** Begin **
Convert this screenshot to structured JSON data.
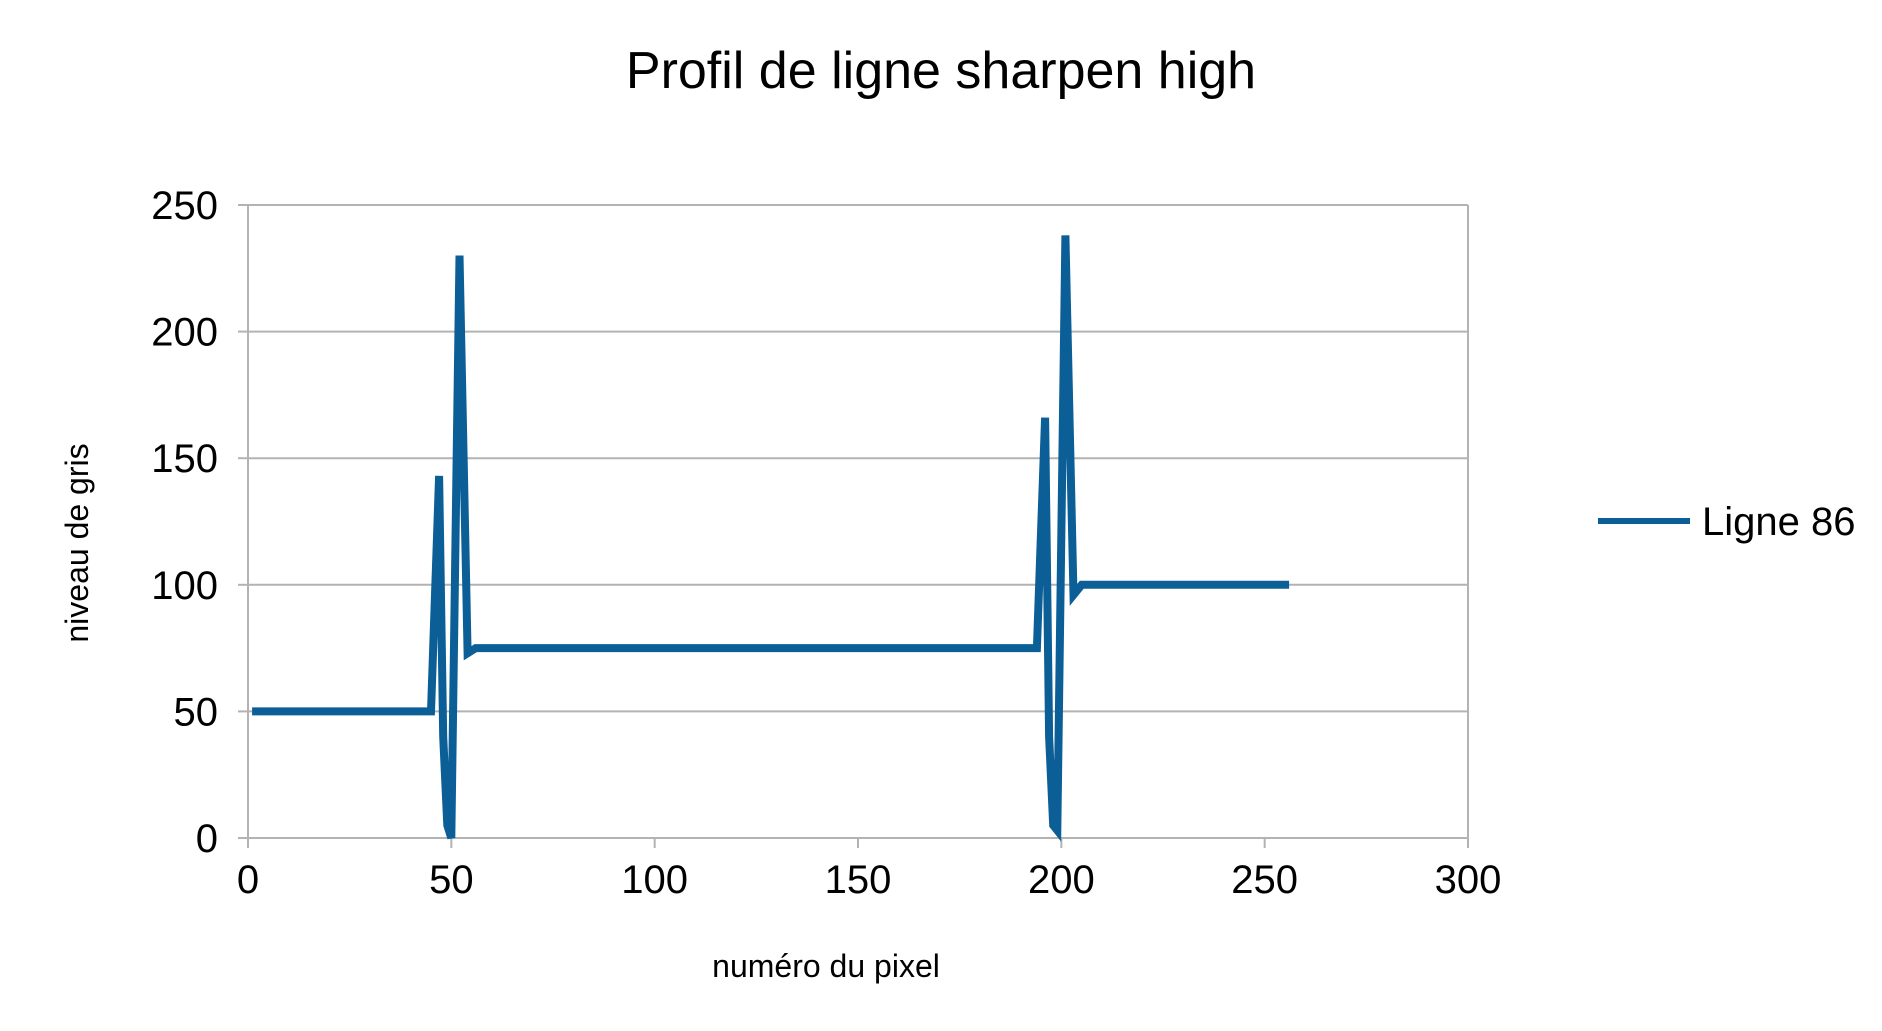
{
  "chart_data": {
    "type": "line",
    "title": "Profil de ligne sharpen high",
    "xlabel": "numéro du pixel",
    "ylabel": "niveau de gris",
    "xlim": [
      0,
      300
    ],
    "ylim": [
      0,
      250
    ],
    "x_ticks": [
      "0",
      "50",
      "100",
      "150",
      "200",
      "250",
      "300"
    ],
    "y_ticks": [
      "0",
      "50",
      "100",
      "150",
      "200",
      "250"
    ],
    "grid": true,
    "legend_position": "right",
    "series": [
      {
        "name": "Ligne 86",
        "color": "#0b5e96",
        "x": [
          1,
          45,
          47,
          48,
          49,
          50,
          52,
          54,
          56,
          58,
          194,
          196,
          197,
          198,
          199,
          201,
          203,
          205,
          207,
          256
        ],
        "y": [
          50,
          50,
          143,
          40,
          5,
          0,
          230,
          73,
          75,
          75,
          75,
          166,
          40,
          5,
          3,
          238,
          96,
          100,
          100,
          100
        ]
      }
    ]
  }
}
** End **
EXERCISE REQUIREMENTS> Repeat the material verbatim. Do not carry over any picture.

WRITTEN ANSWER>
Convert this screenshot to structured JSON data.
{
  "chart_data": {
    "type": "line",
    "title": "Profil de ligne sharpen high",
    "xlabel": "numéro du pixel",
    "ylabel": "niveau de gris",
    "xlim": [
      0,
      300
    ],
    "ylim": [
      0,
      250
    ],
    "x_ticks": [
      "0",
      "50",
      "100",
      "150",
      "200",
      "250",
      "300"
    ],
    "y_ticks": [
      "0",
      "50",
      "100",
      "150",
      "200",
      "250"
    ],
    "grid": true,
    "legend_position": "right",
    "series": [
      {
        "name": "Ligne 86",
        "color": "#0b5e96",
        "x": [
          1,
          45,
          47,
          48,
          49,
          50,
          52,
          54,
          56,
          58,
          194,
          196,
          197,
          198,
          199,
          201,
          203,
          205,
          207,
          256
        ],
        "y": [
          50,
          50,
          143,
          40,
          5,
          0,
          230,
          73,
          75,
          75,
          75,
          166,
          40,
          5,
          3,
          238,
          96,
          100,
          100,
          100
        ]
      }
    ]
  }
}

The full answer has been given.